Climategate Inquiry

Friday, July 9th, 2010 at 9:00 am

The Herald reports:

Scientists involved in last year’s “climategate” leaked emails controversy, which added to scepticism about the science of global warming, were not open enough with their data and unhelpful with requests for information, an independent review of the affair found yesterday.

They and their institution, the University of East Anglia, did not embrace the “spirit of openness” enshrined in the Freedom of Information Act, according to a long-awaited report.

However, the review found that the researchers concerned, led by the director of UEA’s Climatic Research Unit Professor Phil Jones, could not be faulted for their “rigour and honesty as scientists”, and there was no evidence that they had behaved in a way that might undermine the conclusions of the UN’s Intergovernmental Panel on Climate Change.

The review effectively clears those involved of dishonesty and corruption; it absolves them of the allegation made by climate sceptics that they had manipulated both climate data and the scientific peer-review process to serve their predetermined views that climate change is man-made.

This is largely what I expected.

________________

Objectives:
1) Please write out a part of the Climategate Inquiry post word for word, beginning at the words "Scientists involved in" and stopping after "on Climate Change.".
2) According to the Climategate Inquiry post, who led the researchers concerned?
3) List every word or phrase that the Climategate Inquiry post places in quotation marks.
The items after this play no part in the work on the Climategate Inquiry post.

________________

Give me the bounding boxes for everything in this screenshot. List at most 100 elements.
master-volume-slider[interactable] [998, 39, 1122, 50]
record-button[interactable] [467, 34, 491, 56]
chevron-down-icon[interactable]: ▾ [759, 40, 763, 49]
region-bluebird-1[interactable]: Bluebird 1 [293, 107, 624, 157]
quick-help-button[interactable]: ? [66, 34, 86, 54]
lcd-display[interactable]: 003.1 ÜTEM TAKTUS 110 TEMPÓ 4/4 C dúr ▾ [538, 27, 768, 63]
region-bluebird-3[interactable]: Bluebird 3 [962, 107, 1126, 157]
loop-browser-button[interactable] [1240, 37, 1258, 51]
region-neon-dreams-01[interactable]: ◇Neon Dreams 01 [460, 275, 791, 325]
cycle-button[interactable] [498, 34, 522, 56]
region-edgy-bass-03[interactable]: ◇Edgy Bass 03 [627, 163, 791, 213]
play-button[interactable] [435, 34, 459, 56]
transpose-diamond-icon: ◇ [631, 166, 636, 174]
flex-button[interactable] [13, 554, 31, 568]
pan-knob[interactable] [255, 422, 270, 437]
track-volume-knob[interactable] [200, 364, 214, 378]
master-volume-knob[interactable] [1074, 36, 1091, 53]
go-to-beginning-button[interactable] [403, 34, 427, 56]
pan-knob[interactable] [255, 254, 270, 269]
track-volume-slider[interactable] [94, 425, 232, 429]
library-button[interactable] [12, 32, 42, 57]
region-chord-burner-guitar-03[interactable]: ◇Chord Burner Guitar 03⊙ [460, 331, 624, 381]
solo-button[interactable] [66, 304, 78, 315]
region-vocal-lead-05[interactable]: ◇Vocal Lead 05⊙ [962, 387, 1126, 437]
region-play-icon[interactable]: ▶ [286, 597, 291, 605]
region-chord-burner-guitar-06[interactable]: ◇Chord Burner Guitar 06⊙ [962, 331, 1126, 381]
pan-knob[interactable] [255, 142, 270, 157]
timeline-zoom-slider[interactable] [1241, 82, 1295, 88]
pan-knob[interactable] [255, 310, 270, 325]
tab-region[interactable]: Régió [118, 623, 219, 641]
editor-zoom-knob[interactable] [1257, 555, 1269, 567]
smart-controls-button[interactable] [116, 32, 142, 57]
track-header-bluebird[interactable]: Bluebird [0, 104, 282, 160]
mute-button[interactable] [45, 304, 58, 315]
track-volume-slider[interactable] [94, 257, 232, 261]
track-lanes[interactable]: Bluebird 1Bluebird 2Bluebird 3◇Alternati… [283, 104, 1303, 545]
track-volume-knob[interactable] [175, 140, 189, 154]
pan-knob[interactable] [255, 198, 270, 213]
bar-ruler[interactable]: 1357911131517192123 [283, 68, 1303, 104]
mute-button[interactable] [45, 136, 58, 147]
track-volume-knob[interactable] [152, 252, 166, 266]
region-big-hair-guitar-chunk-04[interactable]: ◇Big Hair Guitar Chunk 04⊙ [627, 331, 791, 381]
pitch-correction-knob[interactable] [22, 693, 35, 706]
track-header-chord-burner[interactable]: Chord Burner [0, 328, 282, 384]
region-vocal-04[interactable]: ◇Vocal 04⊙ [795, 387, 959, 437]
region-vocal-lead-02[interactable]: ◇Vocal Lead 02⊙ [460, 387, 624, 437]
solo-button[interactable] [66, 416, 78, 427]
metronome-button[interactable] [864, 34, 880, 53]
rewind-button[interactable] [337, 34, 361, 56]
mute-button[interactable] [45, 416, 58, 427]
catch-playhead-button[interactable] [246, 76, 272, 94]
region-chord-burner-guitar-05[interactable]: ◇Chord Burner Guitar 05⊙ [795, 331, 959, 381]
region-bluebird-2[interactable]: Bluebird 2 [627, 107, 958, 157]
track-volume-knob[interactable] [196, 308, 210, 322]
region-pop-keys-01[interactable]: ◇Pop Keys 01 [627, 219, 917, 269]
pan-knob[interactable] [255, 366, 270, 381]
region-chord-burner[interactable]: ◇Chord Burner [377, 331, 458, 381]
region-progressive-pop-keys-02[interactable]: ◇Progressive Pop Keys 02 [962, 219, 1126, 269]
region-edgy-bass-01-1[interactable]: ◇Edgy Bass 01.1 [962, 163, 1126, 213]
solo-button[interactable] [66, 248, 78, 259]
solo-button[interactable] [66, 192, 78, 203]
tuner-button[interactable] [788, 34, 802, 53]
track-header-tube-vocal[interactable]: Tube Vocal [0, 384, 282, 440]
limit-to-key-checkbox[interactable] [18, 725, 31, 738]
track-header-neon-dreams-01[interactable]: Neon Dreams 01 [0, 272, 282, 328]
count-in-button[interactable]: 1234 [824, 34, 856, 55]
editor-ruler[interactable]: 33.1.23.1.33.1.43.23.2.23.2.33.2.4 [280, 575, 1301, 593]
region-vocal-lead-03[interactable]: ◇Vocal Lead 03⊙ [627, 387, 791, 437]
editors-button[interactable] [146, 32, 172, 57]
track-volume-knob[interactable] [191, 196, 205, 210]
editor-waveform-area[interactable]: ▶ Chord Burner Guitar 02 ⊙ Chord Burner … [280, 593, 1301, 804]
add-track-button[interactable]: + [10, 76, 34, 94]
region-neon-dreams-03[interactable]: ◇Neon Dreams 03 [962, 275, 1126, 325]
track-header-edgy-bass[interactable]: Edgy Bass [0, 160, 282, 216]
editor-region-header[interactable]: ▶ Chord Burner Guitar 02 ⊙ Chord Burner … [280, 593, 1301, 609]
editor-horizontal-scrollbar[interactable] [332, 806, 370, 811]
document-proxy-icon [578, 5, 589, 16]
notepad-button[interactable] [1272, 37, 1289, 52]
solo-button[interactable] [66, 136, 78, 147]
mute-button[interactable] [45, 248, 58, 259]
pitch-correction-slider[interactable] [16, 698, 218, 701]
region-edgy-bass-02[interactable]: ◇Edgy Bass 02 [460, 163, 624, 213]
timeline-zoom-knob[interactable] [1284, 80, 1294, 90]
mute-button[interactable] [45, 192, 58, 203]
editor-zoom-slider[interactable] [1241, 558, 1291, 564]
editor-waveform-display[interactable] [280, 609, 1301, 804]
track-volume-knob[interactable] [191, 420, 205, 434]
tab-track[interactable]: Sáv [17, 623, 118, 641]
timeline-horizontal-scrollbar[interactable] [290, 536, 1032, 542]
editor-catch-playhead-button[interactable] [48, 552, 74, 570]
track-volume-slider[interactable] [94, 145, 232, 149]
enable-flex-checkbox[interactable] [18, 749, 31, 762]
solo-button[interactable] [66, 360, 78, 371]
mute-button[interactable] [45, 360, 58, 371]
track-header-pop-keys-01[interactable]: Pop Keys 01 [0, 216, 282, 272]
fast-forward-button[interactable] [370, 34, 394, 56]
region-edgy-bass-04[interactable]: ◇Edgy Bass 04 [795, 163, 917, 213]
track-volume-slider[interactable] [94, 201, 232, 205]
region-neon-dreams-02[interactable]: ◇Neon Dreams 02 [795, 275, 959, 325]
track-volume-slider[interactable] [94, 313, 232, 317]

________________

Responses:
1)
Scientists involved in last year’s “climategate” leaked emails controversy, which added to scepticism about the science of global warming, were not open enough with their data and unhelpful with requests for information, an independent review of the affair found yesterday.

They and their institution, the University of East Anglia, did not embrace the “spirit of openness” enshrined in the Freedom of Information Act, according to a long-awaited report.

However, the review found that the researchers concerned, led by the director of UEA’s Climatic Research Unit Professor Phil Jones, could not be faulted for their “rigour and honesty as scientists”, and there was no evidence that they had behaved in a way that might undermine the conclusions of the UN’s Intergovernmental Panel on Climate Change.

2) Professor Phil Jones, director of UEA's Climatic Research Unit.

3)
climategate
spirit of openness
rigour and honesty as scientists